## PROMPT:
Produce an exact copy of the lines from the line that contains "Read out every word on this page." to the end of the listing below.

## SUPPLIED INFORMATION:

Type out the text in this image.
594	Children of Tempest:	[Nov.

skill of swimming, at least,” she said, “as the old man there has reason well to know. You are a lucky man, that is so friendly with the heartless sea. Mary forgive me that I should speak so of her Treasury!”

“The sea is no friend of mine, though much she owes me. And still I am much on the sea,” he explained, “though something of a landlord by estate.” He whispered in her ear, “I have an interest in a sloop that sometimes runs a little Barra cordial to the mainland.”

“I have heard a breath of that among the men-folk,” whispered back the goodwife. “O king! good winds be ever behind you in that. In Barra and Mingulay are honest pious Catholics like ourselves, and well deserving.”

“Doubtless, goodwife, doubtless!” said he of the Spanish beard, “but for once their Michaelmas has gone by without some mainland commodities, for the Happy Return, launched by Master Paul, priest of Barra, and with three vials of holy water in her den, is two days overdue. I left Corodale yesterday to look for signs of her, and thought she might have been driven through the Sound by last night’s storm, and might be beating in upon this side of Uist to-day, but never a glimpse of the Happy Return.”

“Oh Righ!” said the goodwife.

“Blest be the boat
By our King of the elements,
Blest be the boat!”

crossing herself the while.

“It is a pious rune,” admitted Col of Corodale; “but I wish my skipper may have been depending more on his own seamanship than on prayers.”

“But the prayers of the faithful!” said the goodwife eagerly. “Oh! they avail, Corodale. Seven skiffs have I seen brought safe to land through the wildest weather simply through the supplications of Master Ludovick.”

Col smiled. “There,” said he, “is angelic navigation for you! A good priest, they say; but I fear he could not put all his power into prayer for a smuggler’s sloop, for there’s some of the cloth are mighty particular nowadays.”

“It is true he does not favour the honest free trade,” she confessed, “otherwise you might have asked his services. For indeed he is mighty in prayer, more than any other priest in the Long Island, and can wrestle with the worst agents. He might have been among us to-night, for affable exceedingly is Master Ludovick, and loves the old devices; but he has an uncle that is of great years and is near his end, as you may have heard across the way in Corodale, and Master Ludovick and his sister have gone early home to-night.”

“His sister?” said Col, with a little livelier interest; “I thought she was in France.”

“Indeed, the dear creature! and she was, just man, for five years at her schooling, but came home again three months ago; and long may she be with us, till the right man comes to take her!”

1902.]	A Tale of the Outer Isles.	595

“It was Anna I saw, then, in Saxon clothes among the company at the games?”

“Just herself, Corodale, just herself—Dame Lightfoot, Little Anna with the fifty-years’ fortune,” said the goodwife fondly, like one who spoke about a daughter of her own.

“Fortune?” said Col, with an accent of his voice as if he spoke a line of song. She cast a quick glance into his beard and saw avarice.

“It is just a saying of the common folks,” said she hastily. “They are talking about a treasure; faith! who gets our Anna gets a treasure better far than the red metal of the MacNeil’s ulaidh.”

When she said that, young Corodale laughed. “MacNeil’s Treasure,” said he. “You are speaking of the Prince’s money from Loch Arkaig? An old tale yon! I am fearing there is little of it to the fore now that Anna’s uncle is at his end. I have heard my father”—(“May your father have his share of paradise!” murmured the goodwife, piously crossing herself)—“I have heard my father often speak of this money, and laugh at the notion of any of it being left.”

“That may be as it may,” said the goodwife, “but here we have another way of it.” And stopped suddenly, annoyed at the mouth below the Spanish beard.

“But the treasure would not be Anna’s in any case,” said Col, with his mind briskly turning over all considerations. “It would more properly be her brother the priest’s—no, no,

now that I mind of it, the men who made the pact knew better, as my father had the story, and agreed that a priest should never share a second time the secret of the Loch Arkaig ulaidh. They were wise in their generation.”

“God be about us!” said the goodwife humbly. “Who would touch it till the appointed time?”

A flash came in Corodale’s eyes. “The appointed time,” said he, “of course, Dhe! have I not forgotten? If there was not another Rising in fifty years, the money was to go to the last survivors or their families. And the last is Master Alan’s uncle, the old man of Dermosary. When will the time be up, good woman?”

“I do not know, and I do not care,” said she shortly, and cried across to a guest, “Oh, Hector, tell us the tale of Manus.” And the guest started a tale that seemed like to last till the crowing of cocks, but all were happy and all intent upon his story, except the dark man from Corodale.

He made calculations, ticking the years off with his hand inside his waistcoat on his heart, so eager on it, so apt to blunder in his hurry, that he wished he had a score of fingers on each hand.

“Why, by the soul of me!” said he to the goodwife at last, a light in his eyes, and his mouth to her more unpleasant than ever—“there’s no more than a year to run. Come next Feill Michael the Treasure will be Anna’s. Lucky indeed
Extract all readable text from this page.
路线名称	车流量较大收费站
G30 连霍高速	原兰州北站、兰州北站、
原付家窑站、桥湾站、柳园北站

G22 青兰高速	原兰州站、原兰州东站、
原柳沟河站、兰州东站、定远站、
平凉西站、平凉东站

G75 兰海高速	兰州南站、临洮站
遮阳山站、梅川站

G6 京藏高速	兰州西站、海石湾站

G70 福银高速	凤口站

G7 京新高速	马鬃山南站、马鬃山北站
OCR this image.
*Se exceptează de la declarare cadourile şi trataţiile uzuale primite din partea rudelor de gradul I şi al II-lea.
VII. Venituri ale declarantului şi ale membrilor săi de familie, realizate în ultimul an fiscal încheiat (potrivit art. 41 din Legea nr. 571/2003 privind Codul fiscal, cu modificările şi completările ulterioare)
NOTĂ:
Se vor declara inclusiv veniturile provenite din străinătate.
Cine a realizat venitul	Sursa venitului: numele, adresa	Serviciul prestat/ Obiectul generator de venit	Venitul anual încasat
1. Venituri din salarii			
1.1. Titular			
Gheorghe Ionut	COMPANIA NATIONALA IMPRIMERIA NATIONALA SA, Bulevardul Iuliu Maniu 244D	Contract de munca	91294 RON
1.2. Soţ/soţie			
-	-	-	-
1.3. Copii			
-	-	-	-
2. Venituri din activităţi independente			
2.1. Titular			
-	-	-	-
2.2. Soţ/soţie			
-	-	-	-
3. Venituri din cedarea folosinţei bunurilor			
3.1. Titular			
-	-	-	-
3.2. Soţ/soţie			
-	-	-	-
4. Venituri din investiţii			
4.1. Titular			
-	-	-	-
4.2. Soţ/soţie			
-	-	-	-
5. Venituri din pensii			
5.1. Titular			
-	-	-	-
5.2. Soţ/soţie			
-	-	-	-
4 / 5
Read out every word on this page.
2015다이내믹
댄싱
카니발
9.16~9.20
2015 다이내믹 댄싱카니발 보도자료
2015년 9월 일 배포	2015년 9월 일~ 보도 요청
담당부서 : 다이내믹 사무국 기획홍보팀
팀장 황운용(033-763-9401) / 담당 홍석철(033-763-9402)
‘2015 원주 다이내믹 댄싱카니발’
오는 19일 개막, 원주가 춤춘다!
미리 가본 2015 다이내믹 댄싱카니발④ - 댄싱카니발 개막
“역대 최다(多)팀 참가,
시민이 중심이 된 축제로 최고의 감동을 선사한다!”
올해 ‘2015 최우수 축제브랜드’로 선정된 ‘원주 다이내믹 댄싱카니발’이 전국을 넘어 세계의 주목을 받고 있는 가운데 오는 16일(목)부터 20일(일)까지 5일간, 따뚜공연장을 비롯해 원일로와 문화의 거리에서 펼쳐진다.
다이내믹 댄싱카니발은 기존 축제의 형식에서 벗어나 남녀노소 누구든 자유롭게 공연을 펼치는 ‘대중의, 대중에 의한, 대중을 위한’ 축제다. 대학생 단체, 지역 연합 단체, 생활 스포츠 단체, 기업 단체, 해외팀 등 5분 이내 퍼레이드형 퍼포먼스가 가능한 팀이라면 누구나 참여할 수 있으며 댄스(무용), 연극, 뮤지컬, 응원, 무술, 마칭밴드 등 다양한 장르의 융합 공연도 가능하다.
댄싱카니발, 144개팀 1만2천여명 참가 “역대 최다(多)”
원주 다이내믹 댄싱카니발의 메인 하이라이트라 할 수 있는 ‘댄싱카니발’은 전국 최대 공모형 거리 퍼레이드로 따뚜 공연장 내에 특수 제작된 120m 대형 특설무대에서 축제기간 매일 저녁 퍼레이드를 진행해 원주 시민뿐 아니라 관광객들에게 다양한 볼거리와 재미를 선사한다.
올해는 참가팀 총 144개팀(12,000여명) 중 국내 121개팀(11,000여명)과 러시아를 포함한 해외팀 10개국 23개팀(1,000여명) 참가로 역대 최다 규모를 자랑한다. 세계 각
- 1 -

## IN RESPONSE:
Read out every word on this page.
2015다이내믹
댄싱
카니발
9.16~9.20
2015 다이내믹 댄싱카니발 보도자료
2015년 9월 일 배포	2015년 9월 일~ 보도 요청
담당부서 : 다이내믹 사무국 기획홍보팀
팀장 황운용(033-763-9401) / 담당 홍석철(033-763-9402)
‘2015 원주 다이내믹 댄싱카니발’
오는 19일 개막, 원주가 춤춘다!
미리 가본 2015 다이내믹 댄싱카니발④ - 댄싱카니발 개막
“역대 최다(多)팀 참가,
시민이 중심이 된 축제로 최고의 감동을 선사한다!”
올해 ‘2015 최우수 축제브랜드’로 선정된 ‘원주 다이내믹 댄싱카니발’이 전국을 넘어 세계의 주목을 받고 있는 가운데 오는 16일(목)부터 20일(일)까지 5일간, 따뚜공연장을 비롯해 원일로와 문화의 거리에서 펼쳐진다.
다이내믹 댄싱카니발은 기존 축제의 형식에서 벗어나 남녀노소 누구든 자유롭게 공연을 펼치는 ‘대중의, 대중에 의한, 대중을 위한’ 축제다. 대학생 단체, 지역 연합 단체, 생활 스포츠 단체, 기업 단체, 해외팀 등 5분 이내 퍼레이드형 퍼포먼스가 가능한 팀이라면 누구나 참여할 수 있으며 댄스(무용), 연극, 뮤지컬, 응원, 무술, 마칭밴드 등 다양한 장르의 융합 공연도 가능하다.
댄싱카니발, 144개팀 1만2천여명 참가 “역대 최다(多)”
원주 다이내믹 댄싱카니발의 메인 하이라이트라 할 수 있는 ‘댄싱카니발’은 전국 최대 공모형 거리 퍼레이드로 따뚜 공연장 내에 특수 제작된 120m 대형 특설무대에서 축제기간 매일 저녁 퍼레이드를 진행해 원주 시민뿐 아니라 관광객들에게 다양한 볼거리와 재미를 선사한다.
올해는 참가팀 총 144개팀(12,000여명) 중 국내 121개팀(11,000여명)과 러시아를 포함한 해외팀 10개국 23개팀(1,000여명) 참가로 역대 최다 규모를 자랑한다. 세계 각
- 1 -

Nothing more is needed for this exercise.